Data entries -
============

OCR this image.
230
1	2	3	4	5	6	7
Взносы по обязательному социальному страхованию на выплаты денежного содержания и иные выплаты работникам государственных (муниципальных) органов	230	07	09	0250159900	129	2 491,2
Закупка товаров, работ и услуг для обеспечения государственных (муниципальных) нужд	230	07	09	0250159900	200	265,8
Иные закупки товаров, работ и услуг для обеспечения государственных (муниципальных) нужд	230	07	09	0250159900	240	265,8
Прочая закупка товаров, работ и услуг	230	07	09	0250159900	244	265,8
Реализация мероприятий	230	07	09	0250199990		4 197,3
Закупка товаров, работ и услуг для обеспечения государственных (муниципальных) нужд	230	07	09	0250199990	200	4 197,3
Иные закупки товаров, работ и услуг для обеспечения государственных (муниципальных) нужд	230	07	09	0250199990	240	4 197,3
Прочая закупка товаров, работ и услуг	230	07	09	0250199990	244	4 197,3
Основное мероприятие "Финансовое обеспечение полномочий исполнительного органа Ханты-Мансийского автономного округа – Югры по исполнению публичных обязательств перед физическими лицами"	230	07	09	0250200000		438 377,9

============

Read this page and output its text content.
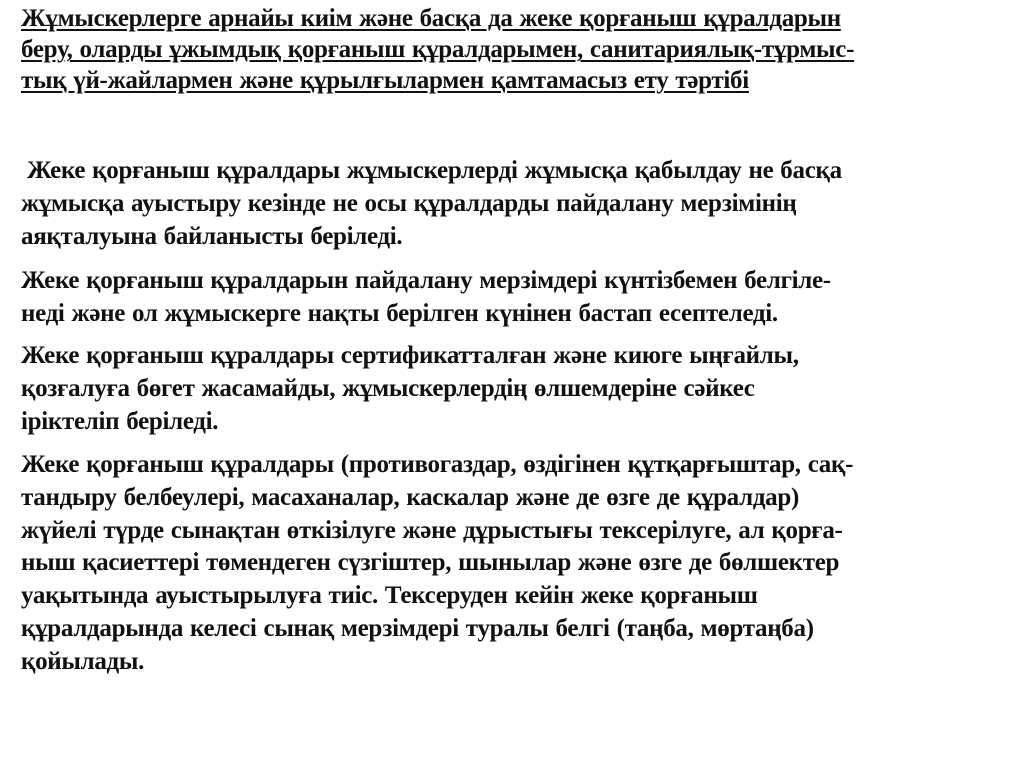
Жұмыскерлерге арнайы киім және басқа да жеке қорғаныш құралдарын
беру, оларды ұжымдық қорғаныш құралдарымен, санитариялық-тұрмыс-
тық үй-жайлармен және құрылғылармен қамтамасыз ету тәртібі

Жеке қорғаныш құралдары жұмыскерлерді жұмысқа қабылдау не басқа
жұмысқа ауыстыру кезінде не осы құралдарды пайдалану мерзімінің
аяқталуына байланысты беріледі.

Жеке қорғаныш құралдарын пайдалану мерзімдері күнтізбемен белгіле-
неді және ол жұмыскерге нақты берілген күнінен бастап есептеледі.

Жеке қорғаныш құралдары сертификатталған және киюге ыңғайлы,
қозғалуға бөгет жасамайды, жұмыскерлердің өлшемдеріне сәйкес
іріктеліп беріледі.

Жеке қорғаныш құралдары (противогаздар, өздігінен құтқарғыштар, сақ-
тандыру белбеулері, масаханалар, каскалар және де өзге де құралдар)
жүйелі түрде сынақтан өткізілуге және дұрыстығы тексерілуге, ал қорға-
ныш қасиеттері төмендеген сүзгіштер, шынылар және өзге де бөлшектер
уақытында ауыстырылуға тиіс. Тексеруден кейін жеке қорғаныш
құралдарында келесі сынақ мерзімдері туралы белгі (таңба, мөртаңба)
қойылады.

============

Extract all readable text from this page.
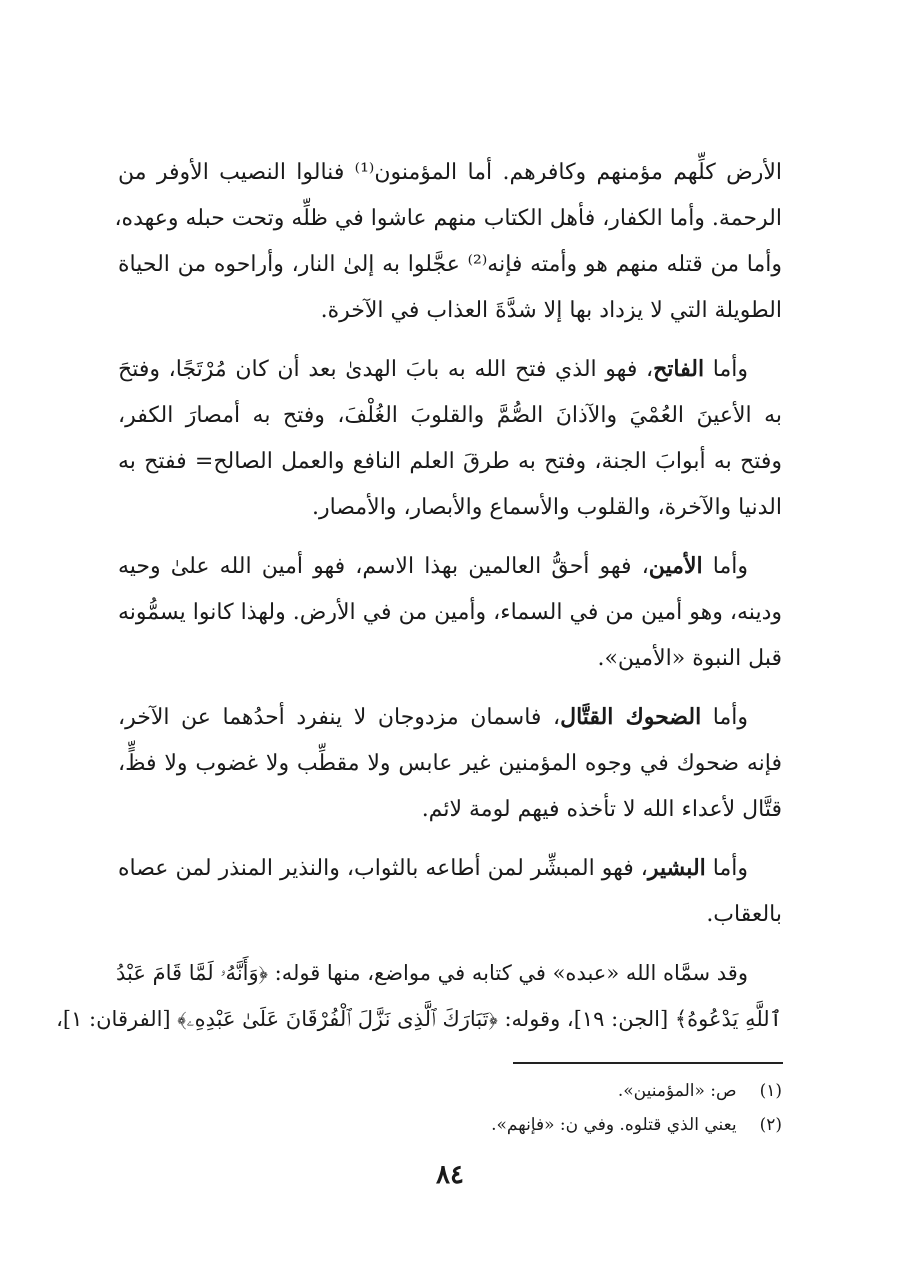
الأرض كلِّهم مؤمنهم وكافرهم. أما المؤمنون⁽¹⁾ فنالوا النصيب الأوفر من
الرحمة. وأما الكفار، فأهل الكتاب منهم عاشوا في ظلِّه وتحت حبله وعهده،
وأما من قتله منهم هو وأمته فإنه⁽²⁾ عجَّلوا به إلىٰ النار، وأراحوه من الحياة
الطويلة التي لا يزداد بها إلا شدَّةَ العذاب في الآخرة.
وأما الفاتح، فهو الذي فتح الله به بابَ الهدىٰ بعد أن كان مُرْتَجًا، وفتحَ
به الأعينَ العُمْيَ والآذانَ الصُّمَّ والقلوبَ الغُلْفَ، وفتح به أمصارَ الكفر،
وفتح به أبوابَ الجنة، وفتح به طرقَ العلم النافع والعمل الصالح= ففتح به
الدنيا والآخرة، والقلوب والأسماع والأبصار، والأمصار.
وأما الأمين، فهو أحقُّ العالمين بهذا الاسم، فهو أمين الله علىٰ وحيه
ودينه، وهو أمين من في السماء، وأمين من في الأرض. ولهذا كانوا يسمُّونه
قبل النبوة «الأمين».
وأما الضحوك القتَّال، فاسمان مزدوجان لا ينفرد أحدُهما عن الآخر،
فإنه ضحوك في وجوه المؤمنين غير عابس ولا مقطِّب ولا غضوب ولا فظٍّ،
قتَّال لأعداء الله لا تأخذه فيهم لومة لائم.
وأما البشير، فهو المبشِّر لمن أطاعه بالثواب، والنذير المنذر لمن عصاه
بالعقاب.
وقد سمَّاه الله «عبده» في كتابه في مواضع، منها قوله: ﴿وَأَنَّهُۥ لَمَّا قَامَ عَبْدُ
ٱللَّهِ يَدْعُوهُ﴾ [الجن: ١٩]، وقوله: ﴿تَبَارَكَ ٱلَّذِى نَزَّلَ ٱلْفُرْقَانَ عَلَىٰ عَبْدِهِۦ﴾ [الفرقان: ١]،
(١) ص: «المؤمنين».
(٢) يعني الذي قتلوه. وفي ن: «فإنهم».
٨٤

============

Work to do - Copy every line of the data that holds the string "this".

Answer to the exercise -
OCR this image.
Read this page and output its text content.
Extract all readable text from this page.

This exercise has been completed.